---------- Materials provided
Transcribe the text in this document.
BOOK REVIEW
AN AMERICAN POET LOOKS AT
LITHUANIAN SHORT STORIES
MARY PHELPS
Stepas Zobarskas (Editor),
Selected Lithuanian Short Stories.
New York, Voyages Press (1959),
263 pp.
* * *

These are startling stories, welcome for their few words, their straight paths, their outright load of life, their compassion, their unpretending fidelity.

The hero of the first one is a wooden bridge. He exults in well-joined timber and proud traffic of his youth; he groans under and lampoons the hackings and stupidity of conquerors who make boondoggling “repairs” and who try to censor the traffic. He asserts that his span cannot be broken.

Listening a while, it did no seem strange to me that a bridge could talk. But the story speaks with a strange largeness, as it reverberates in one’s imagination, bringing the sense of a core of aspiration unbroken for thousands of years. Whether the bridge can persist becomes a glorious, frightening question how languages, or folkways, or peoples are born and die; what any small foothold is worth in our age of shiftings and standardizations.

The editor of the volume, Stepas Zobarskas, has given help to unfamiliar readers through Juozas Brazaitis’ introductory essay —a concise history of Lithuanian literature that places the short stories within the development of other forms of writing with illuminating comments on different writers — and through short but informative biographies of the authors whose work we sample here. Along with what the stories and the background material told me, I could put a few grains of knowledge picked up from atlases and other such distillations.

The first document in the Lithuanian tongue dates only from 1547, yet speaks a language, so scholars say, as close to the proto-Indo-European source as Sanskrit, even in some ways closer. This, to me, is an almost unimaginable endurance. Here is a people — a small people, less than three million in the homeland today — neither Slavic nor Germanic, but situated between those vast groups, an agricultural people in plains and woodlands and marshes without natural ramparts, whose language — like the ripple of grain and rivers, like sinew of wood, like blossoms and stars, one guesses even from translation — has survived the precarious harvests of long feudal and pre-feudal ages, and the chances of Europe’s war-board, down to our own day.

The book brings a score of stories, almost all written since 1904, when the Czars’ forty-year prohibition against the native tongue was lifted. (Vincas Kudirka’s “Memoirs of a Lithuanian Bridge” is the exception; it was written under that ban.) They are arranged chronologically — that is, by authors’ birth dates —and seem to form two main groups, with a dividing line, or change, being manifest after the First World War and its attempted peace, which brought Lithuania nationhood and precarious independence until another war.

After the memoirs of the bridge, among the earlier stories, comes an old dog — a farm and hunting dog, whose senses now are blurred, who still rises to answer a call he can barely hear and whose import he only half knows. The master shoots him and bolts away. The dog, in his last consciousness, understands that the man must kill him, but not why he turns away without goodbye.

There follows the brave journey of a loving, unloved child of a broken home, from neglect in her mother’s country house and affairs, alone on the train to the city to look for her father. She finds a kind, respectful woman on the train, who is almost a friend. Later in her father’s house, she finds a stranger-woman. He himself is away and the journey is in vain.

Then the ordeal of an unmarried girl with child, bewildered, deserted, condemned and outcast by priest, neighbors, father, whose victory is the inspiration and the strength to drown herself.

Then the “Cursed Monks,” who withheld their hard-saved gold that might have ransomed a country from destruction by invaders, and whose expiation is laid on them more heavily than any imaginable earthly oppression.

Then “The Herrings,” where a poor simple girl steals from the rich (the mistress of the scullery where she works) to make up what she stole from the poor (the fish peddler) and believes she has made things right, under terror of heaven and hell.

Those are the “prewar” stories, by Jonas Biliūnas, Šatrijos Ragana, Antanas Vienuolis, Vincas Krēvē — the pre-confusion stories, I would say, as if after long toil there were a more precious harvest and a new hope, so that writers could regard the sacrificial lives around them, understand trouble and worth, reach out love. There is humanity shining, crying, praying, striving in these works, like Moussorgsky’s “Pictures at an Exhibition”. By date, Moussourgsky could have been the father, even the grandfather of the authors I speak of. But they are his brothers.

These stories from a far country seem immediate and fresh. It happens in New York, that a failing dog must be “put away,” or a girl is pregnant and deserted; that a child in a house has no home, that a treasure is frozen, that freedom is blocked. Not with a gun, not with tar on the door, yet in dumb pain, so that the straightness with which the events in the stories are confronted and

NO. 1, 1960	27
--------------------
## The problem:
Could you state the number of lines above in which the word "country" appears? Give that number by itself.

## Expected output:
3